**CONSIGNE:**
Selon l'extrait sur les seuils de libération, quelle valeur l'AIEA et l'Europe ont-elles retenue comme seuil de libération pour le plutonium 239 ?

**EXTRAIT CHOISI:**
• • •

Rappelons que l’AIEA est une agence internationale chargée du contrôle du nucléaire militaire et de la promotion du nucléaire civil.


Lire les statuts de l’AIEA


Pour la définition des seuils de libération, la Commission européenne s’est appuyée sur les experts dits du groupe 31, un groupe constitué en application de l’article 31 du Traité EuratoM, un traité qui a pour objet de développer le nucléaire civil dans le plus grand nombre de pays.



Lire le traité Euratom

 
L’EXEMPLE DU PLUTONIUM 239

 L’AIEA et l’Europe ont fixé à 100 Bq/kg (becquerels par kilogramme) le seuil de libération pour le plutonium 239, un radionucléide (produit radioactif) très radiotoxique et de très longue durée de vie : sa période radioactive est en effet de 24 100 ans. Cela signifie qu’il faut 24 100 ans pour que son activité soit divisée par deux ; 48 200 ans pour qu’elle soit divisée par 4 ; 72 300 ans pour qu’elle soit divisée par 8, etc. Le plutonium est un élément artificiel fabriqué dans le cœur des réacteurs nucléaires. A l’état naturel, les matériaux ne contiennent pas de plutonium. L’activité du fer, du plomb, du cuivre, de l’aluminium… est de 0 Bq/kg.

 

Imaginons que de l’aluminium issu d’une installation nucléaire soit utilisé pour la fabrication de nos objets quotidiens parce que son niveau de contamination est de 90 Bq/kg, c’est-à-dire inférieur au seuil de 100 Bq/kg. L’activité décroîtra très lentement : des générations et des générations seront exposées à ce radionucléide de très forte radiotoxicité. Dans la durée il sera évidemment impossible de suivre le devenir de l’aluminium contaminé. Utilisé pour la fabrication d’une casserole, il pourra libérer des atomes de plutonium qui se retrouveront, au cours de la cuisson, dans les aliments.

• • •

**DONNÉES FOURNIES:**
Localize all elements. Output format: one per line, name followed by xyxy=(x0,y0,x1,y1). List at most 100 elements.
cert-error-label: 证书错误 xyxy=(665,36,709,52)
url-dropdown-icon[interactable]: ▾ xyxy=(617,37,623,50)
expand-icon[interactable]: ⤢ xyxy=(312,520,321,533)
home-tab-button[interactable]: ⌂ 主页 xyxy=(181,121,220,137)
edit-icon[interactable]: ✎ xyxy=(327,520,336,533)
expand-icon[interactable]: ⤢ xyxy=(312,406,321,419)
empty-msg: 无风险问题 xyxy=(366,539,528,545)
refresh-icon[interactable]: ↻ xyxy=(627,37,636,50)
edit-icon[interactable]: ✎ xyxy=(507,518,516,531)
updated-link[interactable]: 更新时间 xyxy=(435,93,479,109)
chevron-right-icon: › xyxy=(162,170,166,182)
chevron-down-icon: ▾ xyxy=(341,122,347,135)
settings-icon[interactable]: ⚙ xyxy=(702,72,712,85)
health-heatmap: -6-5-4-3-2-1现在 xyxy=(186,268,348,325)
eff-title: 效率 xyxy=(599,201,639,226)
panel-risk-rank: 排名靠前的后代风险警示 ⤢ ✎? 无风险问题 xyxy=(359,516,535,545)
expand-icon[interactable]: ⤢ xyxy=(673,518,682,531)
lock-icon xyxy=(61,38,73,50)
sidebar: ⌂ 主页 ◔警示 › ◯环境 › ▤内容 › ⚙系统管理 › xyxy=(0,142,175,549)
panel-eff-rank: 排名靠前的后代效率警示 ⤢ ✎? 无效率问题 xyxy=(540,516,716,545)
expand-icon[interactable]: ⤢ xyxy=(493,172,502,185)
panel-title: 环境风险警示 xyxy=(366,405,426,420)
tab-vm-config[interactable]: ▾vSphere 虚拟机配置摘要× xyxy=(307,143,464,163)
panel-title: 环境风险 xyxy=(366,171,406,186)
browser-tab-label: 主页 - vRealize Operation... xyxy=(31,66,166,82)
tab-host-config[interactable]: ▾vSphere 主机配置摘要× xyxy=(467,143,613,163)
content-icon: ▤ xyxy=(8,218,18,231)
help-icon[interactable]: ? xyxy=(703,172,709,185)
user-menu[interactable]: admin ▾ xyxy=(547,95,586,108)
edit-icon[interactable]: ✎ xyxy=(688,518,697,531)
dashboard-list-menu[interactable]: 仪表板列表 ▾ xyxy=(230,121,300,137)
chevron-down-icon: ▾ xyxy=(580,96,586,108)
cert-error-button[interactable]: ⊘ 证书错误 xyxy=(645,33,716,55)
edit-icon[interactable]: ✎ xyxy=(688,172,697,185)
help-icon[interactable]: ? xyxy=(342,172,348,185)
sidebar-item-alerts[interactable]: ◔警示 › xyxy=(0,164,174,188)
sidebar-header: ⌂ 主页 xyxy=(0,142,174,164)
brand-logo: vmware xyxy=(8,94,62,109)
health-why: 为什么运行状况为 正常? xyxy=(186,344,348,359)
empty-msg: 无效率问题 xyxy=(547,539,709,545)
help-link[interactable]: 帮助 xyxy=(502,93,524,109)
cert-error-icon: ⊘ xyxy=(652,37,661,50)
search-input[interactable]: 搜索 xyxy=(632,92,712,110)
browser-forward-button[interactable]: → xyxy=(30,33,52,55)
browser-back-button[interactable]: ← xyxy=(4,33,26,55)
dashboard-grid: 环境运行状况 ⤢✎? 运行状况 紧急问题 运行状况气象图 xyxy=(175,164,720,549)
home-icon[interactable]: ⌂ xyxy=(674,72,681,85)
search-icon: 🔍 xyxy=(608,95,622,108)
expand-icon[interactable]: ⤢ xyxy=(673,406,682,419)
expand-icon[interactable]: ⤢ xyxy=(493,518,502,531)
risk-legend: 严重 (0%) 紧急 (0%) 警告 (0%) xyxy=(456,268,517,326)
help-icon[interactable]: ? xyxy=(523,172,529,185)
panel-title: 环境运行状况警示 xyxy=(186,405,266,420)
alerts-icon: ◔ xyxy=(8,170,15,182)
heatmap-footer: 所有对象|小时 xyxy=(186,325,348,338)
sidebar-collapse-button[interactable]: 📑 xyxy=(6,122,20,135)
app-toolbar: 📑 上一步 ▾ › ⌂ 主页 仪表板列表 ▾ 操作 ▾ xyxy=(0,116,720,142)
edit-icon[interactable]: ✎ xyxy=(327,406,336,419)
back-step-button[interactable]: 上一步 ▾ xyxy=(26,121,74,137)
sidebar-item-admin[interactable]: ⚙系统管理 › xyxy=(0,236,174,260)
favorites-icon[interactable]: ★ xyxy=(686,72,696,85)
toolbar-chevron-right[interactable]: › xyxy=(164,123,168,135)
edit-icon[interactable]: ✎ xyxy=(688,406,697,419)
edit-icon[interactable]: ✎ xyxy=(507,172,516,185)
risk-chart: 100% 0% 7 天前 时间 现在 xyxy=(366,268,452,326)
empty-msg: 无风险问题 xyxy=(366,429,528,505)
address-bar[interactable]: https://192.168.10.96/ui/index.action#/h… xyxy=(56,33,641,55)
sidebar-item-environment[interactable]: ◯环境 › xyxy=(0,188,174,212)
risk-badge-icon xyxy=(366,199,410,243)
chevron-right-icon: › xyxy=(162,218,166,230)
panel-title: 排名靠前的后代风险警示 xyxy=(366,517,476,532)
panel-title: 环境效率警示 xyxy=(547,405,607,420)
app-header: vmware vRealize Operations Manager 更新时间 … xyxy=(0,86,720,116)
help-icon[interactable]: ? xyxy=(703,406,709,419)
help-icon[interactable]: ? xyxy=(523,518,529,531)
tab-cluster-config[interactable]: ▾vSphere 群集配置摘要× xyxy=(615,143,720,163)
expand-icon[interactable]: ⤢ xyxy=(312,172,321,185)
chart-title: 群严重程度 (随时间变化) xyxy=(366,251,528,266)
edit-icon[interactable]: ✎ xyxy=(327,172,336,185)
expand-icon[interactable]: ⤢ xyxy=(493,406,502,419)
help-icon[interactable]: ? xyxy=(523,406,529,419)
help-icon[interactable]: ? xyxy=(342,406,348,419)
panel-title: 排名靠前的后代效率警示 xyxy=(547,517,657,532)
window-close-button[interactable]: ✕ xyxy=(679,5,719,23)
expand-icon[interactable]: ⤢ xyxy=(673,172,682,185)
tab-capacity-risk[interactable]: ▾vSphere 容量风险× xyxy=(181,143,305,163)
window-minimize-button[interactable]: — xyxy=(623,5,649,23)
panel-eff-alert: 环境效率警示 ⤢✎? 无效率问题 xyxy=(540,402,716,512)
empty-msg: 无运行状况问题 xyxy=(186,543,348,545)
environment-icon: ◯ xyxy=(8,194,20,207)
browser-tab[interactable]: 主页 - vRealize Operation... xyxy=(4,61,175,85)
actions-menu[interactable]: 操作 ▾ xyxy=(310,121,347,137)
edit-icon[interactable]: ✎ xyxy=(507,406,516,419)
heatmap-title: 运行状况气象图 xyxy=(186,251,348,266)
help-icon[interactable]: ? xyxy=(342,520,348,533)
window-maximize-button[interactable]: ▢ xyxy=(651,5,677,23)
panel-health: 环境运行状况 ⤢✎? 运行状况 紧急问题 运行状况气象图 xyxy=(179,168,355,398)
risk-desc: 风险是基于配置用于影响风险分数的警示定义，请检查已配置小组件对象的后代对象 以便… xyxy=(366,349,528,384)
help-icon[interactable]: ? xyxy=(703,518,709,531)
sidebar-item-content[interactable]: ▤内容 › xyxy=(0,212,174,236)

• • •

**RÉSULTAT DE L'EXERCICE:**
100 Bq/kg (becquerels par kilogramme).